**DIRECTIONS:** Restate the records that follow word for word; no pictures should appear.
··· DATASET
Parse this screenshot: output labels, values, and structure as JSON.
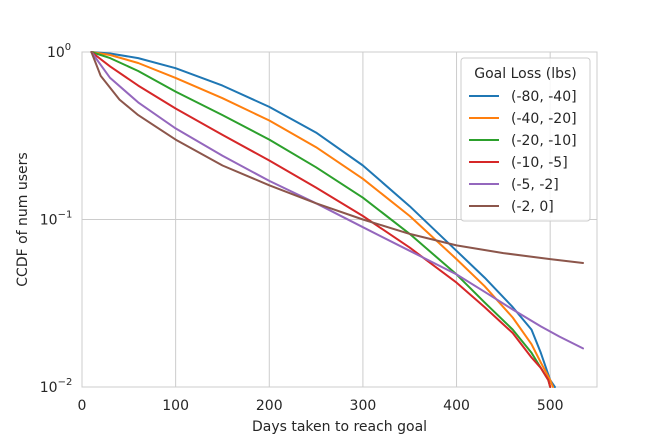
{
  "chart_data": {
    "type": "line",
    "title": "",
    "xlabel": "Days taken to reach goal",
    "ylabel": "CCDF of num users",
    "xlim": [
      0,
      550
    ],
    "ylim": [
      0.01,
      1
    ],
    "yscale": "log",
    "grid": true,
    "x_ticks": [
      {
        "value": 0,
        "label": "0"
      },
      {
        "value": 100,
        "label": "100"
      },
      {
        "value": 200,
        "label": "200"
      },
      {
        "value": 300,
        "label": "300"
      },
      {
        "value": 400,
        "label": "400"
      },
      {
        "value": 500,
        "label": "500"
      }
    ],
    "y_ticks": [
      {
        "value": 1,
        "base": "10",
        "exp": "0"
      },
      {
        "value": 0.1,
        "base": "10",
        "exp": "−1"
      },
      {
        "value": 0.01,
        "base": "10",
        "exp": "−2"
      }
    ],
    "legend": {
      "title": "Goal Loss (lbs)",
      "position": "top-right"
    },
    "series": [
      {
        "name": "(-80, -40]",
        "color": "#1f77b4",
        "x": [
          10,
          30,
          60,
          100,
          150,
          200,
          250,
          300,
          350,
          400,
          430,
          460,
          480,
          490,
          500,
          505
        ],
        "y": [
          1,
          0.98,
          0.92,
          0.8,
          0.63,
          0.47,
          0.33,
          0.21,
          0.12,
          0.065,
          0.045,
          0.03,
          0.022,
          0.016,
          0.011,
          0.01
        ]
      },
      {
        "name": "(-40, -20]",
        "color": "#ff7f0e",
        "x": [
          10,
          30,
          60,
          100,
          150,
          200,
          250,
          300,
          350,
          400,
          430,
          460,
          480,
          490,
          500,
          503
        ],
        "y": [
          1,
          0.96,
          0.86,
          0.7,
          0.53,
          0.39,
          0.27,
          0.175,
          0.105,
          0.058,
          0.04,
          0.026,
          0.018,
          0.014,
          0.011,
          0.01
        ]
      },
      {
        "name": "(-20, -10]",
        "color": "#2ca02c",
        "x": [
          10,
          30,
          60,
          100,
          150,
          200,
          250,
          300,
          350,
          400,
          430,
          460,
          480,
          490,
          498,
          500
        ],
        "y": [
          1,
          0.92,
          0.77,
          0.58,
          0.42,
          0.3,
          0.205,
          0.135,
          0.082,
          0.047,
          0.032,
          0.022,
          0.016,
          0.013,
          0.011,
          0.01
        ]
      },
      {
        "name": "(-10, -5]",
        "color": "#d62728",
        "x": [
          10,
          30,
          60,
          100,
          150,
          200,
          250,
          300,
          350,
          400,
          430,
          460,
          480,
          490,
          498,
          500
        ],
        "y": [
          1,
          0.82,
          0.63,
          0.46,
          0.32,
          0.225,
          0.155,
          0.105,
          0.068,
          0.042,
          0.03,
          0.021,
          0.015,
          0.013,
          0.011,
          0.01
        ]
      },
      {
        "name": "(-5, -2]",
        "color": "#9467bd",
        "x": [
          10,
          30,
          60,
          100,
          150,
          200,
          250,
          300,
          350,
          400,
          430,
          460,
          490,
          510,
          535
        ],
        "y": [
          1,
          0.7,
          0.5,
          0.35,
          0.24,
          0.17,
          0.125,
          0.09,
          0.065,
          0.047,
          0.037,
          0.029,
          0.023,
          0.02,
          0.017
        ]
      },
      {
        "name": "(-2, 0]",
        "color": "#8c564b",
        "x": [
          10,
          20,
          40,
          60,
          100,
          150,
          200,
          250,
          300,
          350,
          400,
          450,
          500,
          535
        ],
        "y": [
          1,
          0.72,
          0.52,
          0.42,
          0.3,
          0.21,
          0.16,
          0.125,
          0.1,
          0.082,
          0.07,
          0.063,
          0.058,
          0.055
        ]
      }
    ]
  }
}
······
**FINAL RESULT:**
Parse this screenshot: output labels, values, and structure as JSON.
{
  "chart_data": {
    "type": "line",
    "title": "",
    "xlabel": "Days taken to reach goal",
    "ylabel": "CCDF of num users",
    "xlim": [
      0,
      550
    ],
    "ylim": [
      0.01,
      1
    ],
    "yscale": "log",
    "grid": true,
    "x_ticks": [
      {
        "value": 0,
        "label": "0"
      },
      {
        "value": 100,
        "label": "100"
      },
      {
        "value": 200,
        "label": "200"
      },
      {
        "value": 300,
        "label": "300"
      },
      {
        "value": 400,
        "label": "400"
      },
      {
        "value": 500,
        "label": "500"
      }
    ],
    "y_ticks": [
      {
        "value": 1,
        "base": "10",
        "exp": "0"
      },
      {
        "value": 0.1,
        "base": "10",
        "exp": "−1"
      },
      {
        "value": 0.01,
        "base": "10",
        "exp": "−2"
      }
    ],
    "legend": {
      "title": "Goal Loss (lbs)",
      "position": "top-right"
    },
    "series": [
      {
        "name": "(-80, -40]",
        "color": "#1f77b4",
        "x": [
          10,
          30,
          60,
          100,
          150,
          200,
          250,
          300,
          350,
          400,
          430,
          460,
          480,
          490,
          500,
          505
        ],
        "y": [
          1,
          0.98,
          0.92,
          0.8,
          0.63,
          0.47,
          0.33,
          0.21,
          0.12,
          0.065,
          0.045,
          0.03,
          0.022,
          0.016,
          0.011,
          0.01
        ]
      },
      {
        "name": "(-40, -20]",
        "color": "#ff7f0e",
        "x": [
          10,
          30,
          60,
          100,
          150,
          200,
          250,
          300,
          350,
          400,
          430,
          460,
          480,
          490,
          500,
          503
        ],
        "y": [
          1,
          0.96,
          0.86,
          0.7,
          0.53,
          0.39,
          0.27,
          0.175,
          0.105,
          0.058,
          0.04,
          0.026,
          0.018,
          0.014,
          0.011,
          0.01
        ]
      },
      {
        "name": "(-20, -10]",
        "color": "#2ca02c",
        "x": [
          10,
          30,
          60,
          100,
          150,
          200,
          250,
          300,
          350,
          400,
          430,
          460,
          480,
          490,
          498,
          500
        ],
        "y": [
          1,
          0.92,
          0.77,
          0.58,
          0.42,
          0.3,
          0.205,
          0.135,
          0.082,
          0.047,
          0.032,
          0.022,
          0.016,
          0.013,
          0.011,
          0.01
        ]
      },
      {
        "name": "(-10, -5]",
        "color": "#d62728",
        "x": [
          10,
          30,
          60,
          100,
          150,
          200,
          250,
          300,
          350,
          400,
          430,
          460,
          480,
          490,
          498,
          500
        ],
        "y": [
          1,
          0.82,
          0.63,
          0.46,
          0.32,
          0.225,
          0.155,
          0.105,
          0.068,
          0.042,
          0.03,
          0.021,
          0.015,
          0.013,
          0.011,
          0.01
        ]
      },
      {
        "name": "(-5, -2]",
        "color": "#9467bd",
        "x": [
          10,
          30,
          60,
          100,
          150,
          200,
          250,
          300,
          350,
          400,
          430,
          460,
          490,
          510,
          535
        ],
        "y": [
          1,
          0.7,
          0.5,
          0.35,
          0.24,
          0.17,
          0.125,
          0.09,
          0.065,
          0.047,
          0.037,
          0.029,
          0.023,
          0.02,
          0.017
        ]
      },
      {
        "name": "(-2, 0]",
        "color": "#8c564b",
        "x": [
          10,
          20,
          40,
          60,
          100,
          150,
          200,
          250,
          300,
          350,
          400,
          450,
          500,
          535
        ],
        "y": [
          1,
          0.72,
          0.52,
          0.42,
          0.3,
          0.21,
          0.16,
          0.125,
          0.1,
          0.082,
          0.07,
          0.063,
          0.058,
          0.055
        ]
      }
    ]
  }
}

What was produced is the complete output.